STATED EXERCISE
Copy out every line of the records where the string "JSON" occurs.

(Dataset entries on figures)
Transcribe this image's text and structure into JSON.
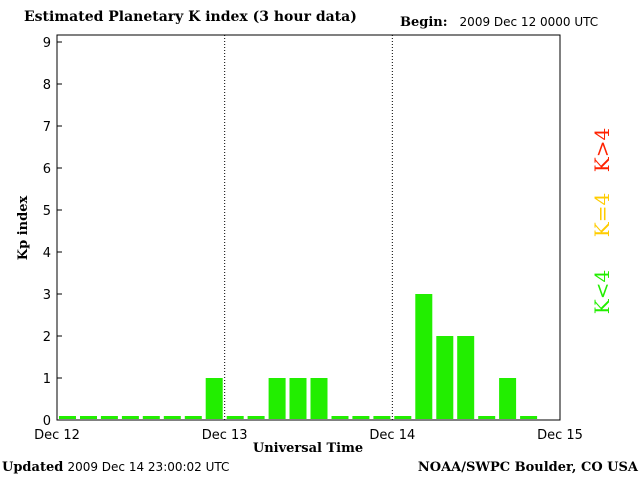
{
  "header": {
    "title": "Estimated Planetary K index (3 hour data)",
    "begin_label": "Begin:",
    "begin_value": "2009 Dec 12 0000 UTC"
  },
  "footer": {
    "updated_label": "Updated",
    "updated_value": "2009 Dec 14 23:00:02 UTC",
    "credit": "NOAA/SWPC Boulder, CO USA"
  },
  "legend": {
    "high": "K>4",
    "equal": "K=4",
    "low": "K<4",
    "high_color": "#ff2200",
    "equal_color": "#ffcc00",
    "low_color": "#22ee00"
  },
  "chart_data": {
    "type": "bar",
    "title": "Estimated Planetary K index (3 hour data)",
    "xlabel": "Universal Time",
    "ylabel": "Kp index",
    "ylim": [
      0,
      9
    ],
    "yticks": [
      0,
      1,
      2,
      3,
      4,
      5,
      6,
      7,
      8,
      9
    ],
    "x_tick_labels": [
      "Dec 12",
      "Dec 13",
      "Dec 14",
      "Dec 15"
    ],
    "day_dividers": [
      "Dec 13",
      "Dec 14"
    ],
    "interval_hours": 3,
    "bar_color": "#22ee00",
    "values": [
      0,
      0,
      0,
      0,
      0,
      0,
      0,
      1,
      0,
      0,
      1,
      1,
      1,
      0,
      0,
      0,
      0,
      3,
      2,
      2,
      0,
      1,
      0
    ]
  }
}
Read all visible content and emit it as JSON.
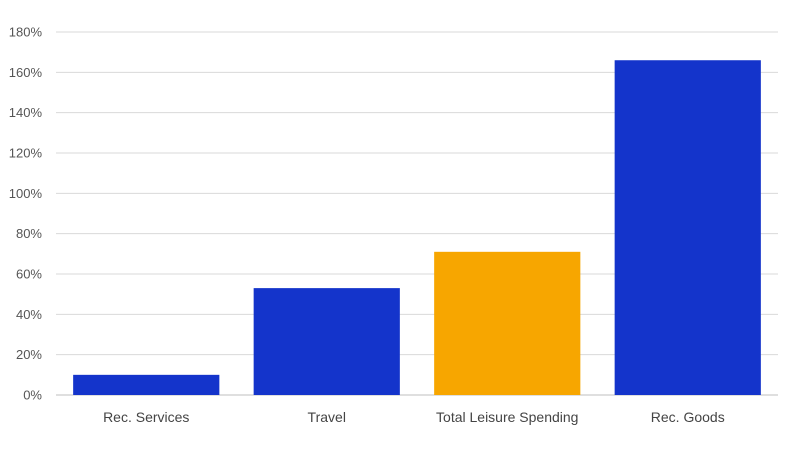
{
  "chart_data": {
    "type": "bar",
    "title": "",
    "xlabel": "",
    "ylabel": "",
    "categories": [
      "Rec. Services",
      "Travel",
      "Total Leisure Spending",
      "Rec. Goods"
    ],
    "values": [
      10,
      53,
      71,
      166
    ],
    "ylim": [
      0,
      180
    ],
    "ytick_step": 20,
    "ytick_labels": [
      "0%",
      "20%",
      "40%",
      "60%",
      "80%",
      "100%",
      "120%",
      "140%",
      "160%",
      "180%"
    ],
    "grid": true,
    "legend": "none",
    "colors": {
      "default": "#1434CB",
      "highlight": "#F7A600",
      "highlight_category": "Total Leisure Spending"
    }
  }
}
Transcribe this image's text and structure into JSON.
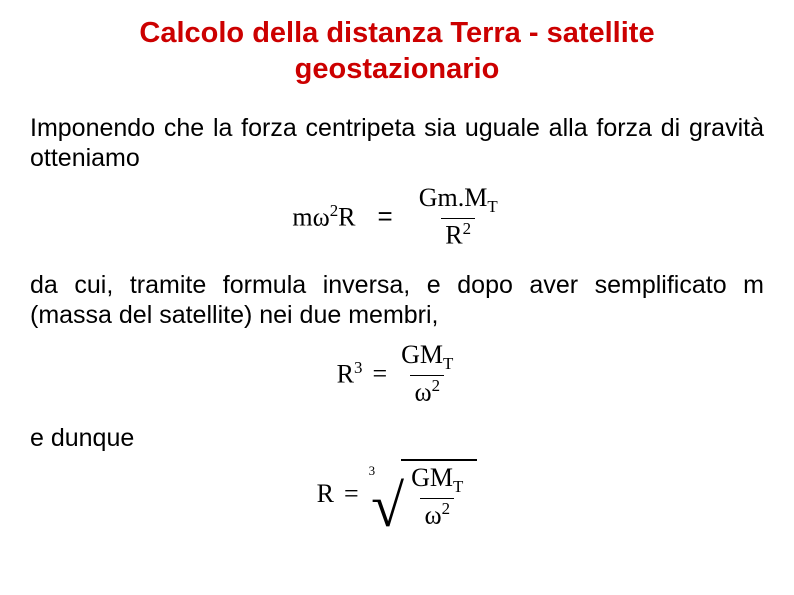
{
  "title": "Calcolo della distanza Terra - satellite geostazionario",
  "para1": "Imponendo che la forza centripeta sia uguale alla forza di gravità otteniamo",
  "eq1": {
    "left_m": "m",
    "left_omega": "ω",
    "left_sup": "2",
    "left_R": "R",
    "equals": "=",
    "num_G": "G",
    "num_m": "m.",
    "num_M": "M",
    "num_Tsub": "T",
    "den_R": "R",
    "den_sup": "2"
  },
  "para2": "da cui, tramite formula inversa, e dopo aver semplificato m (massa del satellite) nei due membri,",
  "eq2": {
    "R": "R",
    "Rsup": "3",
    "equals": "=",
    "num_G": "G",
    "num_M": "M",
    "num_Tsub": "T",
    "den_omega": "ω",
    "den_sup": "2"
  },
  "label3": "e dunque",
  "eq3": {
    "R": "R",
    "equals": "=",
    "root_index": "3",
    "num_G": "G",
    "num_M": "M",
    "num_Tsub": "T",
    "den_omega": "ω",
    "den_sup": "2"
  },
  "colors": {
    "title": "#cc0000",
    "text": "#000000",
    "background": "#ffffff"
  }
}
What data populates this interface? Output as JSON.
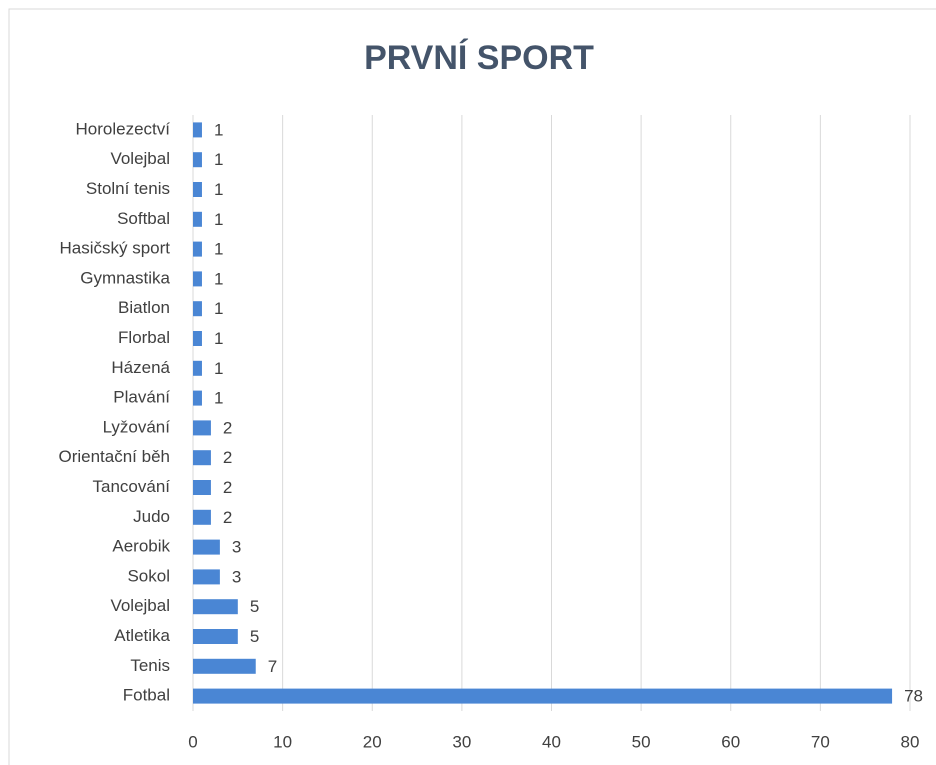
{
  "chart_data": {
    "type": "bar",
    "orientation": "horizontal",
    "title": "PRVNÍ SPORT",
    "categories": [
      "Fotbal",
      "Tenis",
      "Atletika",
      "Volejbal",
      "Sokol",
      "Aerobik",
      "Judo",
      "Tancování",
      "Orientační běh",
      "Lyžování",
      "Plavání",
      "Házená",
      "Florbal",
      "Biatlon",
      "Gymnastika",
      "Hasičský sport",
      "Softbal",
      "Stolní tenis",
      "Volejbal",
      "Horolezectví"
    ],
    "values": [
      78,
      7,
      5,
      5,
      3,
      3,
      2,
      2,
      2,
      2,
      1,
      1,
      1,
      1,
      1,
      1,
      1,
      1,
      1,
      1
    ],
    "color": "#4a86d4",
    "xlim": [
      0,
      80
    ],
    "xticks": [
      0,
      10,
      20,
      30,
      40,
      50,
      60,
      70,
      80
    ],
    "grid": true
  }
}
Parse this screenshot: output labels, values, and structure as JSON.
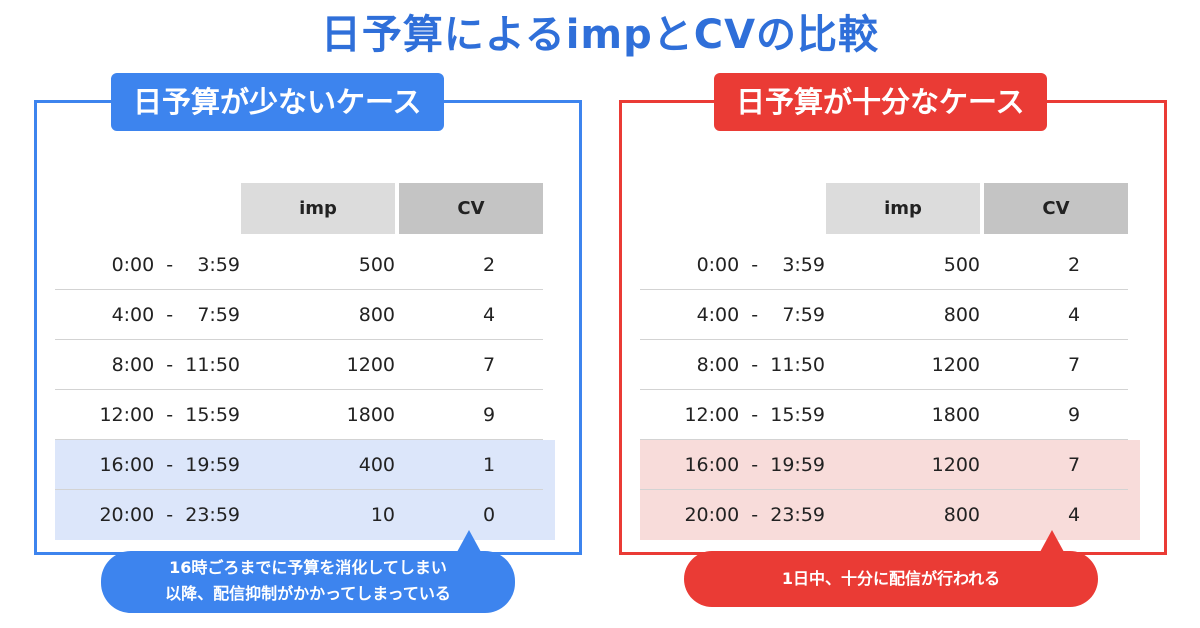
{
  "title": "日予算によるimpとCVの比較",
  "colors": {
    "blue": "#3d84ee",
    "red": "#ea3b35",
    "blue_highlight": "#dce6fa",
    "red_highlight": "#f8dcda"
  },
  "headers": {
    "imp": "imp",
    "cv": "CV"
  },
  "low_budget": {
    "label": "日予算が少ないケース",
    "rows": [
      {
        "time": "0:00  -    3:59",
        "imp": "500",
        "cv": "2"
      },
      {
        "time": "4:00  -    7:59",
        "imp": "800",
        "cv": "4"
      },
      {
        "time": "8:00  -  11:50",
        "imp": "1200",
        "cv": "7"
      },
      {
        "time": "12:00  -  15:59",
        "imp": "1800",
        "cv": "9"
      },
      {
        "time": "16:00  -  19:59",
        "imp": "400",
        "cv": "1"
      },
      {
        "time": "20:00  -  23:59",
        "imp": "10",
        "cv": "0"
      }
    ],
    "callout_line1": "16時ごろまでに予算を消化してしまい",
    "callout_line2": "以降、配信抑制がかかってしまっている"
  },
  "high_budget": {
    "label": "日予算が十分なケース",
    "rows": [
      {
        "time": "0:00  -    3:59",
        "imp": "500",
        "cv": "2"
      },
      {
        "time": "4:00  -    7:59",
        "imp": "800",
        "cv": "4"
      },
      {
        "time": "8:00  -  11:50",
        "imp": "1200",
        "cv": "7"
      },
      {
        "time": "12:00  -  15:59",
        "imp": "1800",
        "cv": "9"
      },
      {
        "time": "16:00  -  19:59",
        "imp": "1200",
        "cv": "7"
      },
      {
        "time": "20:00  -  23:59",
        "imp": "800",
        "cv": "4"
      }
    ],
    "callout": "1日中、十分に配信が行われる"
  }
}
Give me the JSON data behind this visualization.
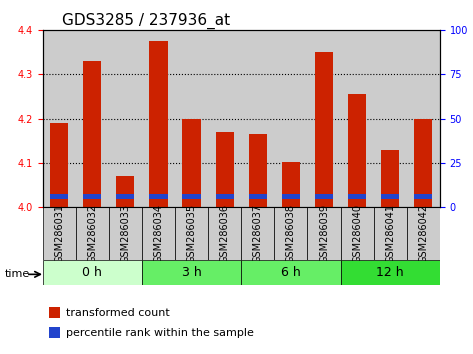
{
  "title": "GDS3285 / 237936_at",
  "samples": [
    "GSM286031",
    "GSM286032",
    "GSM286033",
    "GSM286034",
    "GSM286035",
    "GSM286036",
    "GSM286037",
    "GSM286038",
    "GSM286039",
    "GSM286040",
    "GSM286041",
    "GSM286042"
  ],
  "transformed_count": [
    4.19,
    4.33,
    4.07,
    4.375,
    4.2,
    4.17,
    4.165,
    4.102,
    4.35,
    4.255,
    4.13,
    4.2
  ],
  "percentile_rank": [
    10,
    12,
    10,
    12,
    10,
    10,
    10,
    10,
    12,
    12,
    10,
    12
  ],
  "bar_base": 4.0,
  "ylim": [
    4.0,
    4.4
  ],
  "y2lim": [
    0,
    100
  ],
  "yticks": [
    4.0,
    4.1,
    4.2,
    4.3,
    4.4
  ],
  "y2ticks": [
    0,
    25,
    50,
    75,
    100
  ],
  "bar_color": "#cc2200",
  "percentile_color": "#2244cc",
  "grid_color": "#000000",
  "bar_width": 0.55,
  "groups": [
    {
      "label": "0 h",
      "start": 0,
      "end": 3,
      "color": "#ccffcc"
    },
    {
      "label": "3 h",
      "start": 3,
      "end": 6,
      "color": "#66ee66"
    },
    {
      "label": "6 h",
      "start": 6,
      "end": 9,
      "color": "#66ee66"
    },
    {
      "label": "12 h",
      "start": 9,
      "end": 12,
      "color": "#33dd33"
    }
  ],
  "time_label": "time",
  "legend_bar_label": "transformed count",
  "legend_pct_label": "percentile rank within the sample",
  "title_fontsize": 11,
  "tick_fontsize": 7,
  "label_fontsize": 7,
  "group_fontsize": 9,
  "legend_fontsize": 8,
  "background_color": "#ffffff",
  "plot_bg_color": "#ffffff",
  "sample_bg_color": "#cccccc"
}
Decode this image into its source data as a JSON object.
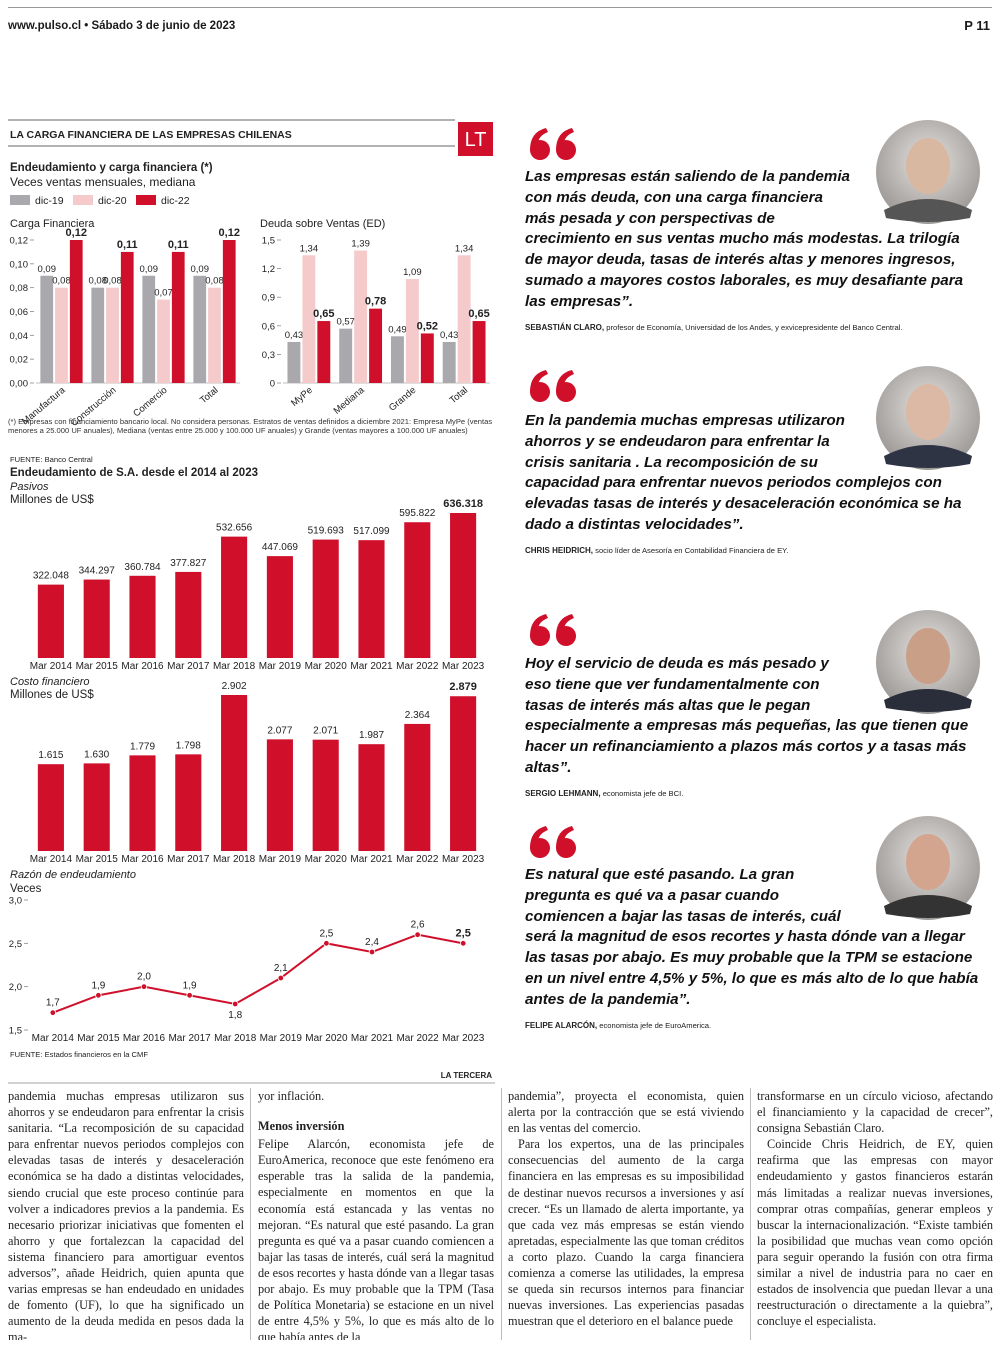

FULL ANSWER
Transcribe this image's text and structure into JSON.
Read all visible content and emit it as JSON.
Transcribe this image's text and structure into JSON.
What data populates this interface? Output as JSON.
Parse this screenshot: output labels, values, and structure as JSON.
Give me the JSON data behind this visualization.
Decode this image into its source data as a JSON object.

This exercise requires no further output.